EXERCISE BRIEF: Find the word "Pencils" in the records below. List each line containing it.

INFORMATION SUPPLIED:
** START **
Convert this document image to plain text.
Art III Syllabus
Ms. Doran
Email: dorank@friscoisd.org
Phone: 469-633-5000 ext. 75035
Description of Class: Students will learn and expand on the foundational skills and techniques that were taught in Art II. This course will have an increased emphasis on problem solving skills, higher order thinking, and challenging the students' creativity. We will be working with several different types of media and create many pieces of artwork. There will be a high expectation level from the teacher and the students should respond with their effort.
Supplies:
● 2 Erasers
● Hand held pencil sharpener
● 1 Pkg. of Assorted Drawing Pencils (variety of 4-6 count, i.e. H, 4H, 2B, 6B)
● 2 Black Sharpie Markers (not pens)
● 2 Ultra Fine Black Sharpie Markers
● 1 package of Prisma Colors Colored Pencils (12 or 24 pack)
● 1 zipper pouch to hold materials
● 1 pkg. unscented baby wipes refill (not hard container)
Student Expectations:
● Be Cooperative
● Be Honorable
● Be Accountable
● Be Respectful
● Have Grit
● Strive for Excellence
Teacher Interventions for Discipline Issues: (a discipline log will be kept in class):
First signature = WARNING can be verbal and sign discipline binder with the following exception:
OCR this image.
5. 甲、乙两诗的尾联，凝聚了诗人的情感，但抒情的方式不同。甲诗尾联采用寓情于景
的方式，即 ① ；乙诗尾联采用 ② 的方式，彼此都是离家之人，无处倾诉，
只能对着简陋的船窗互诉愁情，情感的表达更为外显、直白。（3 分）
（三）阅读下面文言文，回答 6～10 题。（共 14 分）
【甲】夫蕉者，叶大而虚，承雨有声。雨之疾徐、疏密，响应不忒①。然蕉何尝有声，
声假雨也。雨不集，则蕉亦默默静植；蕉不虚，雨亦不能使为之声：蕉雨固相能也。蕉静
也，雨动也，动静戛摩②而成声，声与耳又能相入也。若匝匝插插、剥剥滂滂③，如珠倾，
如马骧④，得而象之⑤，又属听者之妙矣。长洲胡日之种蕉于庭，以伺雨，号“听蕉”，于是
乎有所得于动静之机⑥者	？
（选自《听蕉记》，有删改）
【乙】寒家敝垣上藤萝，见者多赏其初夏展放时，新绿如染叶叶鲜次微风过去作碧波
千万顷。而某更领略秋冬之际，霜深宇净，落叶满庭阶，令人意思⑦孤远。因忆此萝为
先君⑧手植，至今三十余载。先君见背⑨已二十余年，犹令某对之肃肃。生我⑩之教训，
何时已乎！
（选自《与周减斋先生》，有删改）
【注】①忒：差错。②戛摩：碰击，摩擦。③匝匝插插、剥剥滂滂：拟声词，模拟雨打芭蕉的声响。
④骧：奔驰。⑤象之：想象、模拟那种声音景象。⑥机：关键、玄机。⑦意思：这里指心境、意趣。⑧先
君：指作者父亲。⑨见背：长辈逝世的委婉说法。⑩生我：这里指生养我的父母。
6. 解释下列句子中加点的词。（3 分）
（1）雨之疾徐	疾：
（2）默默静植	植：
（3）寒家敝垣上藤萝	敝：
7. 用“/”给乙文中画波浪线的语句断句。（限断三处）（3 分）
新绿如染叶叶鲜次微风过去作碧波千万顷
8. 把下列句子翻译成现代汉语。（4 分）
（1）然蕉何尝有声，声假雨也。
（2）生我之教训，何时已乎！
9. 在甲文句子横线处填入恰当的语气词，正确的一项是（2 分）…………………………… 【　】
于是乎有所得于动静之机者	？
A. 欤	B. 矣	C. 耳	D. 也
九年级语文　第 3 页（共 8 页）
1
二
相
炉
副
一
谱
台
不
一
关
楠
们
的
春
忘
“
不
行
** END **
RESPONSE BELOW:
● 1 Pkg. of Assorted Drawing Pencils (variety of 4-6 count, i.e. H, 4H, 2B, 6B)
● 1 package of Prisma Colors Colored Pencils (12 or 24 pack)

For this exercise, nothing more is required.